> [Stated task]
You are to retype all of the data exactly as it appears.

(Structured figure records)
— Begin —

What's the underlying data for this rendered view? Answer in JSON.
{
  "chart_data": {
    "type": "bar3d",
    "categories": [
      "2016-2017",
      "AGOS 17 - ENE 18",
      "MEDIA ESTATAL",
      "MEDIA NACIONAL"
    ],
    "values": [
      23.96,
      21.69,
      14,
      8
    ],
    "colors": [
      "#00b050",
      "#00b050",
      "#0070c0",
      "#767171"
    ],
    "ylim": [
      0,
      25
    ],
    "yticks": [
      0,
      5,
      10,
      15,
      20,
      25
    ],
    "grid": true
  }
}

— End —

> [The reply]
What's the underlying data for this rendered view? Answer in JSON.
{
  "chart_data": {
    "type": "bar3d",
    "categories": [
      "2016-2017",
      "AGOS 17 - ENE 18",
      "MEDIA ESTATAL",
      "MEDIA NACIONAL"
    ],
    "values": [
      23.96,
      21.69,
      14,
      8
    ],
    "colors": [
      "#00b050",
      "#00b050",
      "#0070c0",
      "#767171"
    ],
    "ylim": [
      0,
      25
    ],
    "yticks": [
      0,
      5,
      10,
      15,
      20,
      25
    ],
    "grid": true
  }
}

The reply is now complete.